▸ **THE REQUEST**:
Restate the whole listing word for word. Pictures are left out.

▸ **DATA LISTING**:
____
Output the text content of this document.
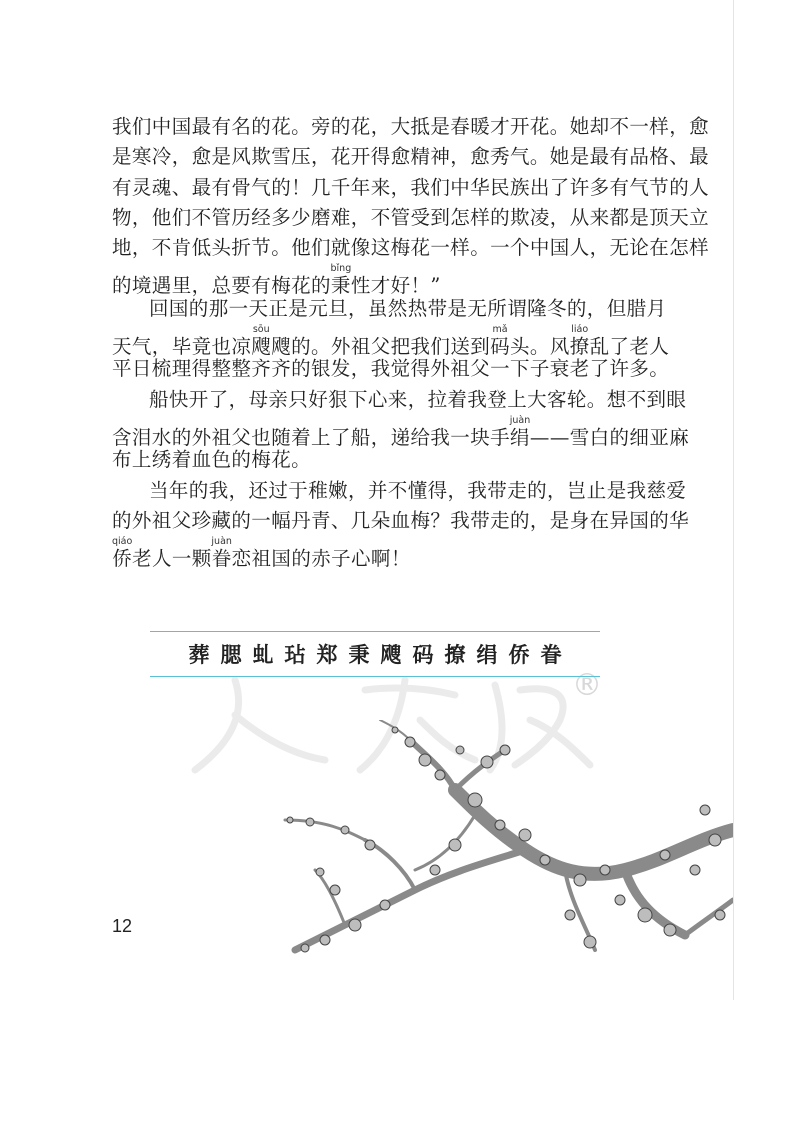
我们中国最有名的花。旁的花，大抵是春暖才开花。她却不一样，愈
是寒冷，愈是风欺雪压，花开得愈精神，愈秀气。她是最有品格、最
有灵魂、最有骨气的！几千年来，我们中华民族出了许多有气节的人
物，他们不管历经多少磨难，不管受到怎样的欺凌，从来都是顶天立
地，不肯低头折节。他们就像这梅花一样。一个中国人，无论在怎样
的境遇里，总要有梅花的秉bǐng性才好！”
回国的那一天正是元旦，虽然热带是无所谓隆冬的，但腊月
天气，毕竟也凉飕sōu飕的。外祖父把我们送到码mǎ头。风撩liáo乱了老人
平日梳理得整整齐齐的银发，我觉得外祖父一下子衰老了许多。
船快开了，母亲只好狠下心来，拉着我登上大客轮。想不到眼
含泪水的外祖父也随着上了船，递给我一块手绢juàn——雪白的细亚麻
布上绣着血色的梅花。
当年的我，还过于稚嫩，并不懂得，我带走的，岂止是我慈爱
的外祖父珍藏的一幅丹青、几朵血梅？我带走的，是身在异国的华
侨qiáo老人一颗眷juàn恋祖国的赤子心啊！
®
12
葬腮虬玷郑秉飕码撩绢侨眷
____
▸ **EXPECTED OUTPUT**:
Output the text content of this document.
我们中国最有名的花。旁的花，大抵是春暖才开花。她却不一样，愈
是寒冷，愈是风欺雪压，花开得愈精神，愈秀气。她是最有品格、最
有灵魂、最有骨气的！几千年来，我们中华民族出了许多有气节的人
物，他们不管历经多少磨难，不管受到怎样的欺凌，从来都是顶天立
地，不肯低头折节。他们就像这梅花一样。一个中国人，无论在怎样
的境遇里，总要有梅花的秉bǐng性才好！”
回国的那一天正是元旦，虽然热带是无所谓隆冬的，但腊月
天气，毕竟也凉飕sōu飕的。外祖父把我们送到码mǎ头。风撩liáo乱了老人
平日梳理得整整齐齐的银发，我觉得外祖父一下子衰老了许多。
船快开了，母亲只好狠下心来，拉着我登上大客轮。想不到眼
含泪水的外祖父也随着上了船，递给我一块手绢juàn——雪白的细亚麻
布上绣着血色的梅花。
当年的我，还过于稚嫩，并不懂得，我带走的，岂止是我慈爱
的外祖父珍藏的一幅丹青、几朵血梅？我带走的，是身在异国的华
侨qiáo老人一颗眷juàn恋祖国的赤子心啊！
®
12
葬腮虬玷郑秉飕码撩绢侨眷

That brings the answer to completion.